# start of AVAILABLE DATA

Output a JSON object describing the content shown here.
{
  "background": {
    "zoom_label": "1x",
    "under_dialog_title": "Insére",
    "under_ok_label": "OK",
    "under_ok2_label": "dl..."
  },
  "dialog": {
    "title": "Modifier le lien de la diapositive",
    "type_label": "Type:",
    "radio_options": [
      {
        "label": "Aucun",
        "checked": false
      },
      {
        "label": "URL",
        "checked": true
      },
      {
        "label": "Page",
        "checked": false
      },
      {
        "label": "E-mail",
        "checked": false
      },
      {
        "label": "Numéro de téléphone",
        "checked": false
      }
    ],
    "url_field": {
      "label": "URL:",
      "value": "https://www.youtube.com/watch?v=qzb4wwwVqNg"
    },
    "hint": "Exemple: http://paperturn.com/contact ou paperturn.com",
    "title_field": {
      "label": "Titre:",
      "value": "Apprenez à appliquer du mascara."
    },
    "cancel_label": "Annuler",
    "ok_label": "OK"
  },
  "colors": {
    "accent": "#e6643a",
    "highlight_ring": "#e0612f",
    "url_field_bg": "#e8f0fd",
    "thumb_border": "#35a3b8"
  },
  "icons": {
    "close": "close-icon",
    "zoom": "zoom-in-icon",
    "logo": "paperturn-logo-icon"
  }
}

# end of AVAILABLE DATA

**WHAT IS REQUIRED**
Print the whole listing again, exactly.

**THE OUTPUT**
Output a JSON object describing the content shown here.
{
  "background": {
    "zoom_label": "1x",
    "under_dialog_title": "Insére",
    "under_ok_label": "OK",
    "under_ok2_label": "dl..."
  },
  "dialog": {
    "title": "Modifier le lien de la diapositive",
    "type_label": "Type:",
    "radio_options": [
      {
        "label": "Aucun",
        "checked": false
      },
      {
        "label": "URL",
        "checked": true
      },
      {
        "label": "Page",
        "checked": false
      },
      {
        "label": "E-mail",
        "checked": false
      },
      {
        "label": "Numéro de téléphone",
        "checked": false
      }
    ],
    "url_field": {
      "label": "URL:",
      "value": "https://www.youtube.com/watch?v=qzb4wwwVqNg"
    },
    "hint": "Exemple: http://paperturn.com/contact ou paperturn.com",
    "title_field": {
      "label": "Titre:",
      "value": "Apprenez à appliquer du mascara."
    },
    "cancel_label": "Annuler",
    "ok_label": "OK"
  },
  "colors": {
    "accent": "#e6643a",
    "highlight_ring": "#e0612f",
    "url_field_bg": "#e8f0fd",
    "thumb_border": "#35a3b8"
  },
  "icons": {
    "close": "close-icon",
    "zoom": "zoom-in-icon",
    "logo": "paperturn-logo-icon"
  }
}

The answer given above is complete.